_Directive_
Copy each line in the data that includes the word "если".

_Material supplied_

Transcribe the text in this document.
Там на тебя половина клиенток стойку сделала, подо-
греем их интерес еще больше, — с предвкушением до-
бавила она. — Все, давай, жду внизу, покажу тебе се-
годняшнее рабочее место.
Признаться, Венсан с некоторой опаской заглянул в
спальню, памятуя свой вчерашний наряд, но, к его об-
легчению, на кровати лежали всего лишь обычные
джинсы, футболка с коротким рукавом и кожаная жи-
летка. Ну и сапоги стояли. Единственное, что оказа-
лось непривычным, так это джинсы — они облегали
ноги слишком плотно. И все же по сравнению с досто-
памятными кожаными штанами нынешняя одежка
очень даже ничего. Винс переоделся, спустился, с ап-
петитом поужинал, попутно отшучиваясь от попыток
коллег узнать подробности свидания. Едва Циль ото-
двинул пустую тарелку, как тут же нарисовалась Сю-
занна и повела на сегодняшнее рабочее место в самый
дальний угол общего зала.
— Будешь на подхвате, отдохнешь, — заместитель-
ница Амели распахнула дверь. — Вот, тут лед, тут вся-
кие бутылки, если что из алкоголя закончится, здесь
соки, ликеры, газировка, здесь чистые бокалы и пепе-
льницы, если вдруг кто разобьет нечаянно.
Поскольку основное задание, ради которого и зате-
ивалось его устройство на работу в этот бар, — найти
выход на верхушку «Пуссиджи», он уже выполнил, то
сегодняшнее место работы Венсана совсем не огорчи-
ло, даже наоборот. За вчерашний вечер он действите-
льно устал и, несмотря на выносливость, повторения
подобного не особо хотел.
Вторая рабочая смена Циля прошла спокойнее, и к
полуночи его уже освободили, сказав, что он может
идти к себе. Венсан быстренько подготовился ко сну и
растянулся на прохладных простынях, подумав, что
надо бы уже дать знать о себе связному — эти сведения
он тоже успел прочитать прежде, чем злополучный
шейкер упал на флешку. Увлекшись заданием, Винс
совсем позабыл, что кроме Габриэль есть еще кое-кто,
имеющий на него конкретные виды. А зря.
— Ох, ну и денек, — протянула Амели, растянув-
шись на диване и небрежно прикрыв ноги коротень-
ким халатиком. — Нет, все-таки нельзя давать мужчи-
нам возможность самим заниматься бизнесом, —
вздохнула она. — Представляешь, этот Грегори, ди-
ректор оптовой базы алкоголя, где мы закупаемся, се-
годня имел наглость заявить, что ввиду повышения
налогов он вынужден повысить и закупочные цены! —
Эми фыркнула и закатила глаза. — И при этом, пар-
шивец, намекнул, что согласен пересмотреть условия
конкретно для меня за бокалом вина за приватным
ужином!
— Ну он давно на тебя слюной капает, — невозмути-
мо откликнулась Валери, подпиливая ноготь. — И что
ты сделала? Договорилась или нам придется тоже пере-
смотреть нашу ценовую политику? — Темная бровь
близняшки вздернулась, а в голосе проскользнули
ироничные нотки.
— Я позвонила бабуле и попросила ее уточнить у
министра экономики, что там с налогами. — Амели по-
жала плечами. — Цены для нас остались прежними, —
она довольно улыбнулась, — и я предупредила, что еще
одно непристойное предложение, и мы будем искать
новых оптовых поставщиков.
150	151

_Exercise response_
кие бутылки, если что из алкоголя закончится, здесь
льницы, если вдруг кто разобьет нечаянно.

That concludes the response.